**DIRECTION**
How many lines in these records hold the string "Consolidation"? Reply with the number alone.

(Figure data in JSON)

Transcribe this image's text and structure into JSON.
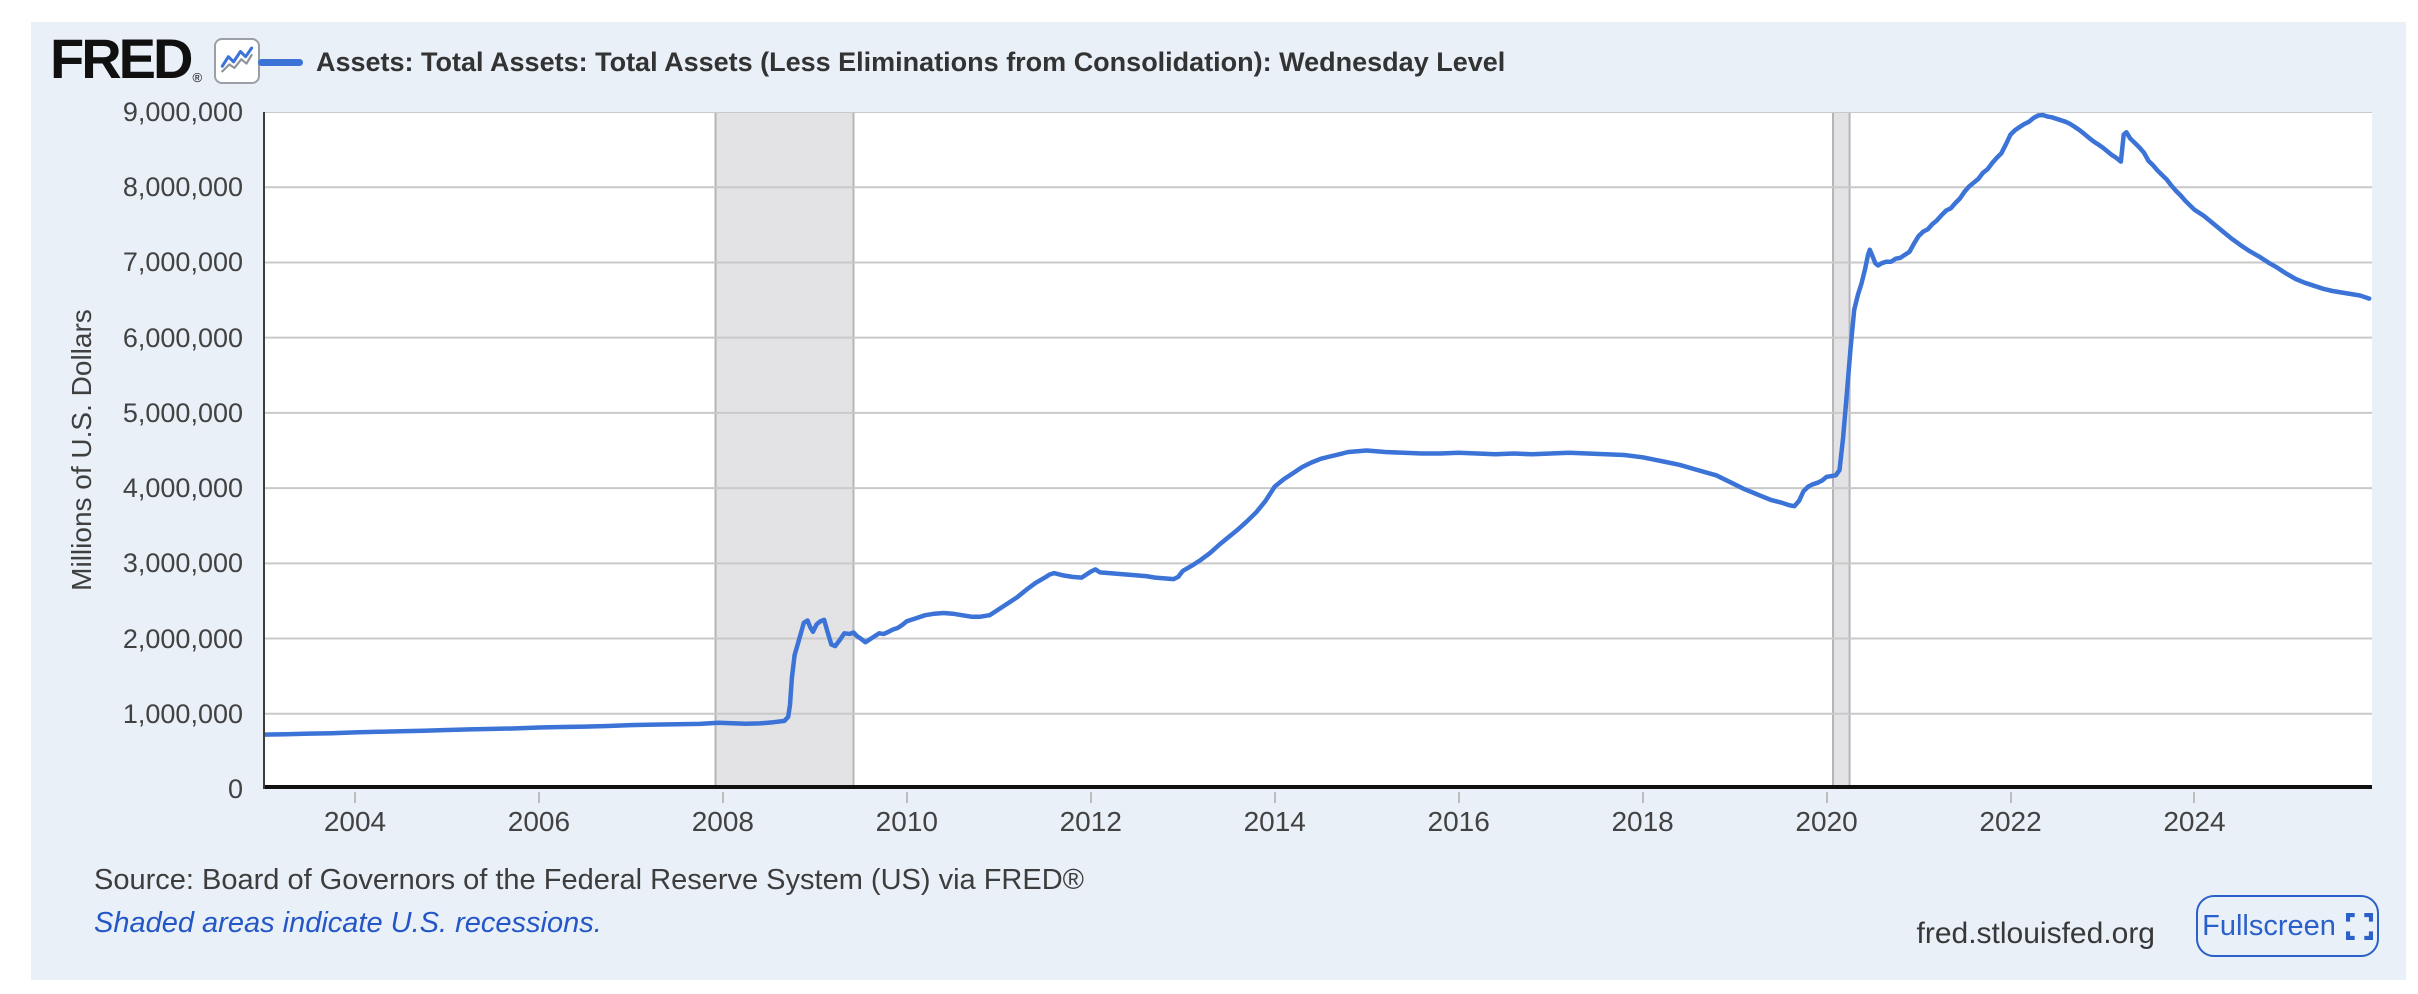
{
  "header": {
    "logo_text": "FRED",
    "registered_mark": "®",
    "legend_label": "Assets: Total Assets: Total Assets (Less Eliminations from Consolidation): Wednesday Level"
  },
  "footer": {
    "source": "Source: Board of Governors of the Federal Reserve System (US) via FRED®",
    "recession_note": "Shaded areas indicate U.S. recessions.",
    "site": "fred.stlouisfed.org",
    "fullscreen_label": "Fullscreen"
  },
  "colors": {
    "panel_bg": "#e9f0f8",
    "plot_bg": "#ffffff",
    "line_blue": "#3c73d7",
    "grid_gray": "#c9c9c9",
    "recession_fill": "#e3e3e6",
    "recession_edge": "#b5b5b8",
    "axis_black": "#111111",
    "y_axis_line": "#3c3c3c",
    "link_blue": "#2457c5",
    "button_blue": "#2a60c9",
    "text_dark": "#3d3d3d"
  },
  "icons": {
    "fred_logo_chart_icon": "line-chart-icon",
    "fullscreen_icon": "expand-corners-icon"
  },
  "chart_data": {
    "type": "line",
    "title": "Assets: Total Assets: Total Assets (Less Eliminations from Consolidation): Wednesday Level",
    "xlabel": "",
    "ylabel": "Millions of U.S. Dollars",
    "xlim": [
      2003.0,
      2025.93
    ],
    "ylim": [
      0,
      9000000
    ],
    "grid": "horizontal",
    "legend_position": "top",
    "y_ticks": [
      {
        "label": "0",
        "value": 0
      },
      {
        "label": "1,000,000",
        "value": 1000000
      },
      {
        "label": "2,000,000",
        "value": 2000000
      },
      {
        "label": "3,000,000",
        "value": 3000000
      },
      {
        "label": "4,000,000",
        "value": 4000000
      },
      {
        "label": "5,000,000",
        "value": 5000000
      },
      {
        "label": "6,000,000",
        "value": 6000000
      },
      {
        "label": "7,000,000",
        "value": 7000000
      },
      {
        "label": "8,000,000",
        "value": 8000000
      },
      {
        "label": "9,000,000",
        "value": 9000000
      }
    ],
    "x_ticks": [
      {
        "label": "2004",
        "value": 2004
      },
      {
        "label": "2006",
        "value": 2006
      },
      {
        "label": "2008",
        "value": 2008
      },
      {
        "label": "2010",
        "value": 2010
      },
      {
        "label": "2012",
        "value": 2012
      },
      {
        "label": "2014",
        "value": 2014
      },
      {
        "label": "2016",
        "value": 2016
      },
      {
        "label": "2018",
        "value": 2018
      },
      {
        "label": "2020",
        "value": 2020
      },
      {
        "label": "2022",
        "value": 2022
      },
      {
        "label": "2024",
        "value": 2024
      }
    ],
    "recession_bands": [
      [
        2007.92,
        2009.42
      ],
      [
        2020.07,
        2020.25
      ]
    ],
    "series": [
      {
        "name": "Assets: Total Assets: Total Assets (Less Eliminations from Consolidation): Wednesday Level",
        "color": "#3c73d7",
        "points": [
          [
            2003.0,
            723000
          ],
          [
            2003.25,
            729000
          ],
          [
            2003.5,
            736000
          ],
          [
            2003.75,
            742000
          ],
          [
            2004.0,
            752000
          ],
          [
            2004.25,
            760000
          ],
          [
            2004.5,
            768000
          ],
          [
            2004.75,
            775000
          ],
          [
            2005.0,
            785000
          ],
          [
            2005.25,
            792000
          ],
          [
            2005.5,
            799000
          ],
          [
            2005.75,
            806000
          ],
          [
            2006.0,
            818000
          ],
          [
            2006.25,
            824000
          ],
          [
            2006.5,
            830000
          ],
          [
            2006.75,
            838000
          ],
          [
            2007.0,
            850000
          ],
          [
            2007.25,
            856000
          ],
          [
            2007.5,
            860000
          ],
          [
            2007.75,
            866000
          ],
          [
            2007.95,
            880000
          ],
          [
            2008.1,
            873000
          ],
          [
            2008.25,
            868000
          ],
          [
            2008.4,
            872000
          ],
          [
            2008.55,
            888000
          ],
          [
            2008.67,
            905000
          ],
          [
            2008.71,
            960000
          ],
          [
            2008.73,
            1120000
          ],
          [
            2008.75,
            1480000
          ],
          [
            2008.78,
            1780000
          ],
          [
            2008.82,
            1950000
          ],
          [
            2008.85,
            2080000
          ],
          [
            2008.88,
            2210000
          ],
          [
            2008.92,
            2240000
          ],
          [
            2008.95,
            2150000
          ],
          [
            2008.98,
            2090000
          ],
          [
            2009.02,
            2190000
          ],
          [
            2009.06,
            2230000
          ],
          [
            2009.1,
            2250000
          ],
          [
            2009.14,
            2080000
          ],
          [
            2009.18,
            1920000
          ],
          [
            2009.22,
            1900000
          ],
          [
            2009.27,
            1980000
          ],
          [
            2009.32,
            2070000
          ],
          [
            2009.38,
            2060000
          ],
          [
            2009.42,
            2080000
          ],
          [
            2009.46,
            2030000
          ],
          [
            2009.5,
            2000000
          ],
          [
            2009.55,
            1950000
          ],
          [
            2009.6,
            1990000
          ],
          [
            2009.65,
            2030000
          ],
          [
            2009.7,
            2070000
          ],
          [
            2009.75,
            2060000
          ],
          [
            2009.8,
            2090000
          ],
          [
            2009.85,
            2120000
          ],
          [
            2009.9,
            2140000
          ],
          [
            2009.95,
            2180000
          ],
          [
            2010.0,
            2230000
          ],
          [
            2010.1,
            2270000
          ],
          [
            2010.2,
            2310000
          ],
          [
            2010.3,
            2330000
          ],
          [
            2010.4,
            2340000
          ],
          [
            2010.5,
            2330000
          ],
          [
            2010.6,
            2310000
          ],
          [
            2010.7,
            2290000
          ],
          [
            2010.8,
            2290000
          ],
          [
            2010.9,
            2310000
          ],
          [
            2011.0,
            2390000
          ],
          [
            2011.1,
            2470000
          ],
          [
            2011.2,
            2550000
          ],
          [
            2011.3,
            2650000
          ],
          [
            2011.4,
            2740000
          ],
          [
            2011.5,
            2810000
          ],
          [
            2011.55,
            2850000
          ],
          [
            2011.6,
            2870000
          ],
          [
            2011.7,
            2840000
          ],
          [
            2011.8,
            2820000
          ],
          [
            2011.9,
            2810000
          ],
          [
            2012.0,
            2890000
          ],
          [
            2012.05,
            2920000
          ],
          [
            2012.1,
            2880000
          ],
          [
            2012.2,
            2870000
          ],
          [
            2012.3,
            2860000
          ],
          [
            2012.4,
            2850000
          ],
          [
            2012.5,
            2840000
          ],
          [
            2012.6,
            2830000
          ],
          [
            2012.7,
            2810000
          ],
          [
            2012.8,
            2800000
          ],
          [
            2012.9,
            2790000
          ],
          [
            2012.95,
            2820000
          ],
          [
            2013.0,
            2900000
          ],
          [
            2013.1,
            2970000
          ],
          [
            2013.2,
            3050000
          ],
          [
            2013.3,
            3140000
          ],
          [
            2013.4,
            3250000
          ],
          [
            2013.5,
            3350000
          ],
          [
            2013.6,
            3450000
          ],
          [
            2013.7,
            3560000
          ],
          [
            2013.8,
            3680000
          ],
          [
            2013.9,
            3830000
          ],
          [
            2014.0,
            4020000
          ],
          [
            2014.1,
            4120000
          ],
          [
            2014.2,
            4200000
          ],
          [
            2014.3,
            4280000
          ],
          [
            2014.4,
            4340000
          ],
          [
            2014.5,
            4390000
          ],
          [
            2014.6,
            4420000
          ],
          [
            2014.7,
            4450000
          ],
          [
            2014.8,
            4480000
          ],
          [
            2014.9,
            4490000
          ],
          [
            2015.0,
            4500000
          ],
          [
            2015.2,
            4480000
          ],
          [
            2015.4,
            4470000
          ],
          [
            2015.6,
            4460000
          ],
          [
            2015.8,
            4460000
          ],
          [
            2016.0,
            4470000
          ],
          [
            2016.2,
            4460000
          ],
          [
            2016.4,
            4450000
          ],
          [
            2016.6,
            4460000
          ],
          [
            2016.8,
            4450000
          ],
          [
            2017.0,
            4460000
          ],
          [
            2017.2,
            4470000
          ],
          [
            2017.4,
            4460000
          ],
          [
            2017.6,
            4450000
          ],
          [
            2017.8,
            4440000
          ],
          [
            2018.0,
            4410000
          ],
          [
            2018.2,
            4360000
          ],
          [
            2018.4,
            4310000
          ],
          [
            2018.6,
            4240000
          ],
          [
            2018.8,
            4170000
          ],
          [
            2019.0,
            4050000
          ],
          [
            2019.1,
            3990000
          ],
          [
            2019.2,
            3940000
          ],
          [
            2019.3,
            3890000
          ],
          [
            2019.4,
            3840000
          ],
          [
            2019.5,
            3810000
          ],
          [
            2019.6,
            3770000
          ],
          [
            2019.65,
            3760000
          ],
          [
            2019.7,
            3830000
          ],
          [
            2019.75,
            3960000
          ],
          [
            2019.8,
            4020000
          ],
          [
            2019.85,
            4050000
          ],
          [
            2019.9,
            4070000
          ],
          [
            2019.95,
            4100000
          ],
          [
            2020.0,
            4150000
          ],
          [
            2020.05,
            4160000
          ],
          [
            2020.1,
            4170000
          ],
          [
            2020.14,
            4240000
          ],
          [
            2020.18,
            4670000
          ],
          [
            2020.22,
            5250000
          ],
          [
            2020.26,
            5850000
          ],
          [
            2020.3,
            6370000
          ],
          [
            2020.34,
            6570000
          ],
          [
            2020.38,
            6720000
          ],
          [
            2020.42,
            6920000
          ],
          [
            2020.45,
            7100000
          ],
          [
            2020.47,
            7170000
          ],
          [
            2020.5,
            7080000
          ],
          [
            2020.53,
            6990000
          ],
          [
            2020.56,
            6960000
          ],
          [
            2020.6,
            6990000
          ],
          [
            2020.65,
            7010000
          ],
          [
            2020.7,
            7010000
          ],
          [
            2020.75,
            7050000
          ],
          [
            2020.8,
            7060000
          ],
          [
            2020.85,
            7100000
          ],
          [
            2020.9,
            7140000
          ],
          [
            2020.95,
            7250000
          ],
          [
            2021.0,
            7350000
          ],
          [
            2021.05,
            7410000
          ],
          [
            2021.1,
            7440000
          ],
          [
            2021.15,
            7510000
          ],
          [
            2021.2,
            7560000
          ],
          [
            2021.25,
            7630000
          ],
          [
            2021.3,
            7690000
          ],
          [
            2021.35,
            7720000
          ],
          [
            2021.4,
            7790000
          ],
          [
            2021.45,
            7850000
          ],
          [
            2021.5,
            7940000
          ],
          [
            2021.55,
            8010000
          ],
          [
            2021.6,
            8060000
          ],
          [
            2021.65,
            8110000
          ],
          [
            2021.7,
            8190000
          ],
          [
            2021.75,
            8240000
          ],
          [
            2021.8,
            8320000
          ],
          [
            2021.85,
            8390000
          ],
          [
            2021.9,
            8450000
          ],
          [
            2021.95,
            8570000
          ],
          [
            2022.0,
            8700000
          ],
          [
            2022.05,
            8760000
          ],
          [
            2022.1,
            8800000
          ],
          [
            2022.15,
            8840000
          ],
          [
            2022.2,
            8870000
          ],
          [
            2022.25,
            8920000
          ],
          [
            2022.3,
            8954000
          ],
          [
            2022.35,
            8960000
          ],
          [
            2022.4,
            8940000
          ],
          [
            2022.45,
            8930000
          ],
          [
            2022.5,
            8910000
          ],
          [
            2022.55,
            8890000
          ],
          [
            2022.6,
            8870000
          ],
          [
            2022.65,
            8840000
          ],
          [
            2022.7,
            8800000
          ],
          [
            2022.75,
            8760000
          ],
          [
            2022.8,
            8710000
          ],
          [
            2022.85,
            8660000
          ],
          [
            2022.9,
            8610000
          ],
          [
            2022.95,
            8570000
          ],
          [
            2023.0,
            8530000
          ],
          [
            2023.05,
            8480000
          ],
          [
            2023.1,
            8430000
          ],
          [
            2023.15,
            8390000
          ],
          [
            2023.2,
            8340000
          ],
          [
            2023.23,
            8700000
          ],
          [
            2023.26,
            8730000
          ],
          [
            2023.3,
            8650000
          ],
          [
            2023.35,
            8590000
          ],
          [
            2023.4,
            8530000
          ],
          [
            2023.45,
            8460000
          ],
          [
            2023.5,
            8350000
          ],
          [
            2023.55,
            8290000
          ],
          [
            2023.6,
            8220000
          ],
          [
            2023.65,
            8160000
          ],
          [
            2023.7,
            8100000
          ],
          [
            2023.75,
            8020000
          ],
          [
            2023.8,
            7950000
          ],
          [
            2023.85,
            7890000
          ],
          [
            2023.9,
            7820000
          ],
          [
            2023.95,
            7760000
          ],
          [
            2024.0,
            7700000
          ],
          [
            2024.1,
            7620000
          ],
          [
            2024.2,
            7520000
          ],
          [
            2024.3,
            7420000
          ],
          [
            2024.4,
            7320000
          ],
          [
            2024.5,
            7230000
          ],
          [
            2024.6,
            7150000
          ],
          [
            2024.7,
            7080000
          ],
          [
            2024.8,
            7000000
          ],
          [
            2024.9,
            6930000
          ],
          [
            2025.0,
            6850000
          ],
          [
            2025.1,
            6780000
          ],
          [
            2025.2,
            6730000
          ],
          [
            2025.3,
            6690000
          ],
          [
            2025.4,
            6650000
          ],
          [
            2025.5,
            6620000
          ],
          [
            2025.6,
            6600000
          ],
          [
            2025.7,
            6580000
          ],
          [
            2025.8,
            6560000
          ],
          [
            2025.9,
            6520000
          ]
        ]
      }
    ]
  }
}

**FINISHED ANSWER**
3